#### [Work required]
Copy the stretch of items from the line containing "48, 93, 67]" through the line containing "421, 93, 440]", reproducing each line without any change.

(Coordinate annotation items)
-.-.-

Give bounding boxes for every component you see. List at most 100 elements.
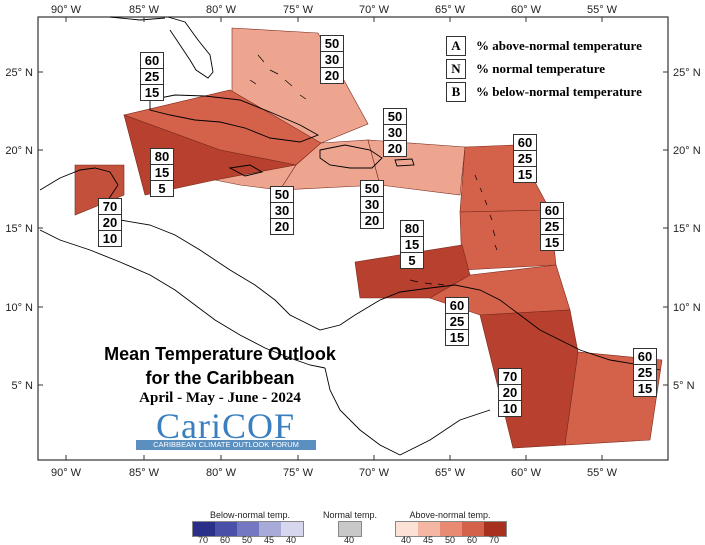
lon-tick-label: 65° W [435, 4, 466, 16]
prob-box-suriname-guiana: 60 25 15 [633, 348, 657, 397]
prob-box-abc-islands: 80 15 5 [400, 220, 424, 269]
legend-text-above: % above-normal temperature [476, 37, 642, 53]
prob-normal: 25 [141, 69, 163, 85]
prob-above: 60 [446, 298, 468, 314]
colorbar-tick: 60 [466, 535, 477, 545]
prob-box-leeward-north: 60 25 15 [513, 134, 537, 183]
prob-normal: 30 [321, 52, 343, 68]
colorbar-tick: 70 [197, 535, 208, 545]
prob-normal: 15 [401, 237, 423, 253]
colorbar-tick: 50 [241, 535, 252, 545]
colorbar-segment [193, 522, 215, 536]
prob-below: 20 [387, 141, 403, 156]
prob-below: 20 [274, 219, 290, 234]
coastlines [39, 16, 661, 456]
lat-tick-label: 20° N [673, 145, 701, 157]
prob-below: 15 [544, 235, 560, 250]
lat-tick-label: 20° N [5, 145, 33, 157]
puertorico-coast [394, 158, 415, 167]
colorbar-segment [440, 522, 462, 536]
lat-tick-label: 25° N [673, 67, 701, 79]
colorbar-segment [237, 522, 259, 536]
legend-row-normal: N % normal temperature [446, 57, 681, 80]
colorbar-below-title: Below-normal temp. [209, 510, 291, 520]
central-america-pacific [39, 229, 326, 369]
colorbar-tick: 70 [488, 535, 499, 545]
prob-below: 15 [449, 330, 465, 345]
colorbar-segment [215, 522, 237, 536]
prob-normal: 25 [634, 365, 656, 381]
prob-normal: 30 [361, 197, 383, 213]
lon-tick-label: 90° W [51, 467, 82, 479]
legend-row-below: B % below-normal temperature [446, 80, 681, 103]
florida-coast [167, 16, 214, 79]
colorbar-tick: 45 [422, 535, 433, 545]
prob-box-puerto-rico: 50 30 20 [360, 180, 384, 229]
colorbar-normal-ticks: 40 [338, 535, 360, 545]
axis-ticks: 90° W 90° W 85° W 85° W 80° W 80° W 75° W 75° W… [5, 4, 700, 479]
prob-below: 15 [517, 167, 533, 182]
lon-tick-label: 85° W [129, 4, 160, 16]
caricof-logo-subtitle: CARIBBEAN CLIMATE OUTLOOK FORUM [136, 440, 316, 450]
lon-tick-label: 70° W [359, 4, 390, 16]
colorbar-segment [281, 522, 303, 536]
prob-box-belize-yucatan: 70 20 10 [98, 198, 122, 247]
lon-tick-label: 65° W [435, 467, 466, 479]
zone-bahamas [231, 27, 369, 144]
cuba-coast [149, 94, 320, 143]
colorbar-normal-title: Normal temp. [322, 510, 377, 520]
hispaniola-coast [319, 144, 383, 169]
prob-normal: 25 [446, 314, 468, 330]
prob-above: 60 [141, 53, 163, 69]
prob-normal: 30 [271, 203, 293, 219]
prob-below: 20 [364, 213, 380, 228]
colorbar-tick: 40 [343, 535, 354, 545]
colorbar-segment [418, 522, 440, 536]
lon-tick-label: 90° W [51, 4, 82, 16]
prob-above: 50 [271, 187, 293, 203]
colorbar-below-ticks: 70 60 50 45 40 [192, 535, 302, 545]
prob-normal: 25 [541, 219, 563, 235]
prob-below: 10 [502, 401, 518, 416]
prob-box-cayman-jamaica: 80 15 5 [150, 148, 174, 197]
legend-text-normal: % normal temperature [476, 60, 606, 76]
south-america-north-coast [354, 284, 661, 371]
probability-legend: A % above-normal temperature N % normal … [446, 34, 681, 103]
lon-tick-label: 60° W [511, 4, 542, 16]
prob-box-windward: 60 25 15 [540, 202, 564, 251]
prob-above: 50 [321, 36, 343, 52]
jamaica-coast [228, 164, 264, 177]
colorbar-segment [484, 522, 506, 536]
prob-normal: 25 [514, 151, 536, 167]
central-america-coast [99, 214, 356, 331]
prob-above: 60 [634, 349, 656, 365]
season-dates: April - May - June - 2024 [139, 390, 301, 406]
colorbar-above-title: Above-normal temp. [409, 510, 491, 520]
small-islands [249, 54, 498, 286]
prob-normal: 15 [151, 165, 173, 181]
prob-above: 80 [401, 221, 423, 237]
prob-box-jamaica-south: 50 30 20 [270, 186, 294, 235]
lat-tick-label: 10° N [673, 302, 701, 314]
prob-normal: 30 [384, 125, 406, 141]
gulf-coast [109, 16, 166, 21]
lon-tick-label: 80° W [206, 4, 237, 16]
colorbar-tick: 60 [219, 535, 230, 545]
colorbar-tick: 40 [285, 535, 296, 545]
legend-key-below: B [446, 81, 466, 102]
lon-tick-label: 80° W [206, 467, 237, 479]
colorbar-tick: 50 [444, 535, 455, 545]
prob-above: 50 [384, 109, 406, 125]
prob-below: 10 [102, 231, 118, 246]
colorbar-segment [339, 522, 361, 536]
legend-key-above: A [446, 35, 466, 56]
prob-box-bahamas: 50 30 20 [320, 35, 344, 84]
yucatan-coast [39, 167, 119, 216]
legend-key-normal: N [446, 58, 466, 79]
prob-below: 15 [144, 85, 160, 100]
map-title: Mean Temperature Outlook for the Caribbe… [60, 342, 380, 390]
prob-above: 50 [361, 181, 383, 197]
bahamas-islands [249, 54, 307, 100]
lat-tick-label: 15° N [673, 223, 701, 235]
colorbar-below [192, 521, 304, 537]
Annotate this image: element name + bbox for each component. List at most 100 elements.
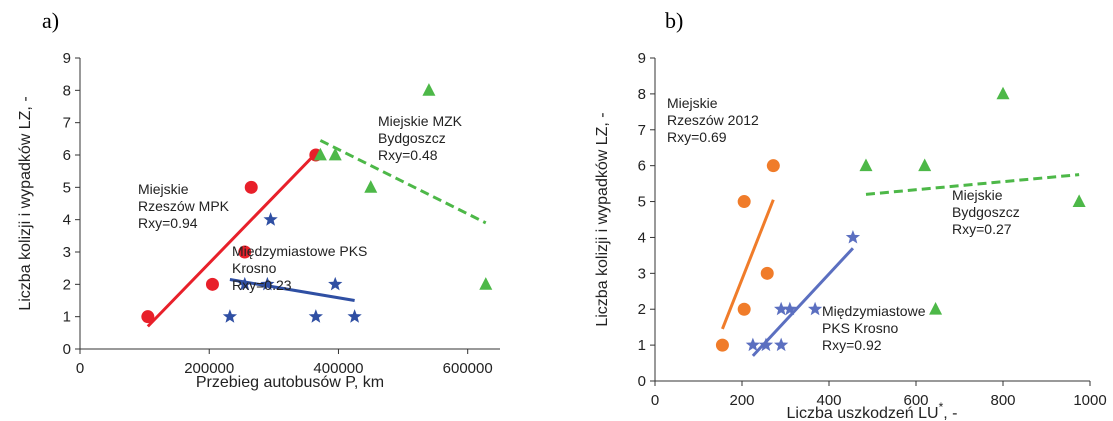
annotation-label: Miejskie Rzeszów 2012 Rxy=0.69 xyxy=(667,95,759,145)
trend-line-circle xyxy=(721,199,775,330)
annotation-line: Rxy=0.69 xyxy=(667,129,727,145)
x-axis-label-main: Przebieg autobusów P, km xyxy=(196,374,384,391)
y-tick-label: 3 xyxy=(63,244,71,261)
data-point-triangle xyxy=(918,158,932,172)
panel-label: b) xyxy=(665,8,683,33)
annotation-line: Miejskie MZK xyxy=(378,113,463,129)
data-point-triangle xyxy=(328,147,342,161)
data-point-triangle xyxy=(422,83,436,96)
data-point-circle xyxy=(760,266,774,280)
y-tick-label: 2 xyxy=(638,301,646,318)
x-tick-label: 400 xyxy=(816,392,841,409)
annotation-line: Miejskie xyxy=(952,187,1003,203)
y-axis-label: Liczba kolizji i wypadków LZ, - xyxy=(17,96,34,310)
data-point-star xyxy=(782,301,797,316)
x-tick-label: 200000 xyxy=(184,360,234,377)
annotation-line: PKS Krosno xyxy=(822,320,898,336)
y-tick-label: 4 xyxy=(63,212,71,229)
trend-line-triangle xyxy=(319,139,487,225)
data-point-circle xyxy=(141,310,155,324)
y-tick-label: 7 xyxy=(638,122,646,139)
data-point-triangle xyxy=(859,158,873,172)
x-axis-label-main: Liczba uszkodzeń LU xyxy=(787,405,939,421)
panel-label: a) xyxy=(42,8,59,33)
data-point-star xyxy=(745,337,761,352)
annotation-line: Miejskie xyxy=(138,181,189,197)
annotation-label: Międzymiastowe PKS Krosno Rxy=0.92 xyxy=(822,303,926,353)
annotation-label: Miejskie MZK Bydgoszcz Rxy=0.48 xyxy=(378,113,463,163)
y-tick-label: 0 xyxy=(638,373,646,390)
data-point-circle xyxy=(244,180,258,194)
data-point-star xyxy=(237,276,252,291)
annotation-line: Międzymiastowe PKS xyxy=(232,243,367,259)
data-point-star xyxy=(774,301,789,316)
data-point-star xyxy=(845,229,861,244)
y-tick-label: 8 xyxy=(63,82,71,99)
chart-panel-a: a) 0 1 2 3 4 5 6 7 8 9 0 200000 400000 600000 Przebieg … xyxy=(17,8,500,391)
y-tick-label: 3 xyxy=(638,265,646,282)
y-tick-label: 6 xyxy=(638,158,646,175)
y-tick-label: 2 xyxy=(63,276,71,293)
x-axis-label-superscript: * xyxy=(939,400,944,414)
y-tick-label: 0 xyxy=(63,341,71,358)
x-tick-label: 400000 xyxy=(313,360,363,377)
annotation-line: Rxy=0.23 xyxy=(232,277,292,293)
y-tick-label: 1 xyxy=(638,337,646,354)
data-point-star xyxy=(308,309,323,323)
y-tick-label: 6 xyxy=(63,147,71,164)
x-axis-label: Przebieg autobusów P, km xyxy=(196,374,384,391)
data-point-triangle xyxy=(479,277,493,290)
trend-line-circle xyxy=(146,152,317,328)
annotation-line: Bydgoszcz xyxy=(952,204,1020,220)
data-point-circle xyxy=(766,159,780,173)
data-point-star xyxy=(347,309,362,323)
y-axis-label: Liczba kolizji i wypadków LZ, - xyxy=(594,112,611,326)
data-point-triangle xyxy=(313,147,327,161)
x-tick-label: 0 xyxy=(651,392,659,409)
data-point-triangle xyxy=(1072,194,1086,207)
data-point-circle xyxy=(737,302,751,316)
annotation-line: Bydgoszcz xyxy=(378,130,446,146)
annotation-line: Krosno xyxy=(232,260,277,276)
annotation-line: Miejskie xyxy=(667,95,718,111)
x-tick-label: 600 xyxy=(903,392,928,409)
data-point-star xyxy=(758,337,774,352)
x-tick-label: 1000 xyxy=(1073,392,1106,409)
x-axis-label: Liczba uszkodzeń LU*, - xyxy=(787,400,958,421)
annotation-label: Międzymiastowe PKS Krosno Rxy=0.23 xyxy=(232,243,367,293)
annotation-line: Rzeszów 2012 xyxy=(667,112,759,128)
y-tick-label: 5 xyxy=(638,194,646,211)
x-tick-label: 200 xyxy=(729,392,754,409)
annotation-label: Miejskie Bydgoszcz Rxy=0.27 xyxy=(952,187,1020,237)
x-tick-label: 800 xyxy=(990,392,1015,409)
annotation-label: Miejskie Rzeszów MPK Rxy=0.94 xyxy=(138,181,230,231)
y-tick-label: 7 xyxy=(63,115,71,132)
data-point-circle xyxy=(238,245,252,259)
data-point-triangle xyxy=(929,302,943,315)
data-point-circle xyxy=(737,195,751,209)
data-point-star xyxy=(328,276,343,291)
data-point-star xyxy=(260,276,275,291)
y-tick-label: 9 xyxy=(63,50,71,67)
annotation-line: Rxy=0.94 xyxy=(138,215,198,231)
y-tick-label: 5 xyxy=(63,179,71,196)
x-tick-label: 600000 xyxy=(443,360,493,377)
annotation-line: Rxy=0.48 xyxy=(378,147,438,163)
data-point-star xyxy=(222,309,238,323)
trend-line-star xyxy=(751,247,855,357)
data-point-triangle xyxy=(364,180,378,193)
annotation-line: Rxy=0.92 xyxy=(822,337,882,353)
annotation-line: Rzeszów MPK xyxy=(138,198,230,214)
chart-panel-b: b) 0 1 2 3 4 5 6 7 8 9 0 200 400 600 800 1000 Liczba uszk… xyxy=(594,8,1107,421)
data-point-star xyxy=(263,212,278,226)
annotation-line: Rxy=0.27 xyxy=(952,221,1012,237)
trend-line-triangle xyxy=(865,173,1080,196)
data-point-star xyxy=(774,337,789,352)
data-point-circle xyxy=(205,277,219,291)
y-tick-label: 1 xyxy=(63,309,71,326)
x-axis-label-suffix: , - xyxy=(943,405,957,421)
data-point-triangle xyxy=(996,86,1010,100)
x-tick-label: 0 xyxy=(76,360,84,377)
y-tick-label: 9 xyxy=(638,50,646,67)
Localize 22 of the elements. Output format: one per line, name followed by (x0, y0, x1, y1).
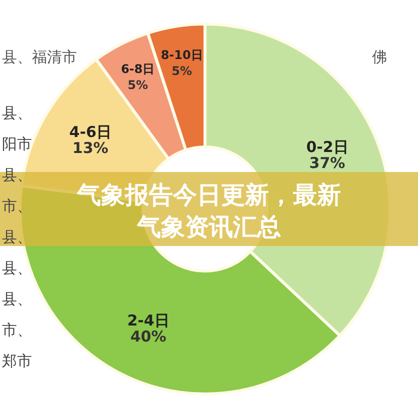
text: 县、 (2, 259, 32, 277)
data-label: 40% (130, 328, 166, 346)
slice-label: 8-10日 (160, 48, 203, 62)
data-label: 13% (72, 139, 108, 158)
text: 气象报告今日更新，最新气象资讯汇总 (76, 181, 341, 241)
slice-label: 4-6日 (69, 123, 112, 142)
text: 市、 (2, 321, 32, 339)
text: 县、福清市 (2, 48, 77, 66)
data-label: 37% (309, 154, 346, 172)
data-label: 5% (128, 78, 148, 92)
text: 阳市 (2, 135, 32, 153)
slice-label: 0-2日 (306, 138, 348, 156)
text: 市、 (2, 197, 32, 215)
text: 县、 (2, 166, 32, 184)
data-label: 5% (172, 64, 192, 78)
text: 县、 (2, 290, 32, 308)
slice-label: 6-8日 (120, 62, 155, 76)
text: 县、 (2, 104, 32, 122)
text: 郑市 (2, 352, 32, 370)
slice-label: 2-4日 (127, 312, 170, 330)
text: 佛 (372, 48, 387, 66)
text: 县、 (2, 228, 32, 246)
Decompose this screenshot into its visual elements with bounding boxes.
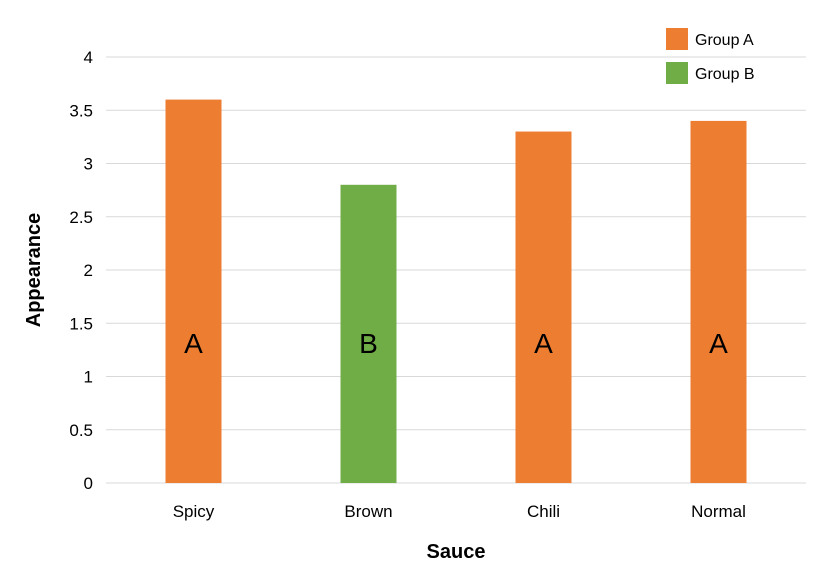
y-tick-label: 4	[84, 48, 93, 67]
y-tick-label: 2	[84, 261, 93, 280]
y-tick-label: 3.5	[69, 101, 93, 120]
legend-label: Group A	[695, 32, 754, 49]
y-axis-ticks: 0 0.5 1 1.5 2 2.5 3 3.5 4	[69, 48, 93, 493]
y-tick-label: 0.5	[69, 421, 93, 440]
x-tick-label: Normal	[691, 502, 746, 521]
y-tick-label: 0	[84, 474, 93, 493]
legend-label: Group B	[695, 66, 755, 83]
bar-group-label: A	[184, 328, 203, 359]
gridlines	[106, 56, 806, 484]
x-axis-title: Sauce	[427, 541, 486, 563]
bars	[165, 99, 747, 484]
legend: Group A Group B	[666, 28, 755, 84]
bar	[515, 131, 572, 484]
bar-group-label: A	[709, 328, 728, 359]
y-axis-title: Appearance	[23, 213, 45, 328]
x-axis-ticks: Spicy Brown Chili Normal	[173, 502, 746, 521]
x-tick-label: Brown	[344, 502, 392, 521]
y-tick-label: 1	[84, 368, 93, 387]
bar	[165, 99, 222, 483]
y-tick-label: 2.5	[69, 208, 93, 227]
legend-swatch	[666, 62, 688, 84]
bar-group-label: A	[534, 328, 553, 359]
y-tick-label: 3	[84, 155, 93, 174]
bar	[690, 120, 747, 484]
x-tick-label: Spicy	[173, 502, 215, 521]
legend-swatch	[666, 28, 688, 50]
y-tick-label: 1.5	[69, 314, 93, 333]
bar	[340, 184, 397, 484]
x-tick-label: Chili	[527, 502, 560, 521]
bar-group-label: B	[359, 328, 378, 359]
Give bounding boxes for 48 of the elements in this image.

-.-.-

#### [Response to the task]
y-tick-label: 4	[84, 48, 93, 67]
y-tick-label: 2	[84, 261, 93, 280]
y-tick-label: 3.5	[69, 101, 93, 120]
legend-label: Group A	[695, 32, 754, 49]
y-axis-ticks: 0 0.5 1 1.5 2 2.5 3 3.5 4	[69, 48, 93, 493]
y-tick-label: 0.5	[69, 421, 93, 440]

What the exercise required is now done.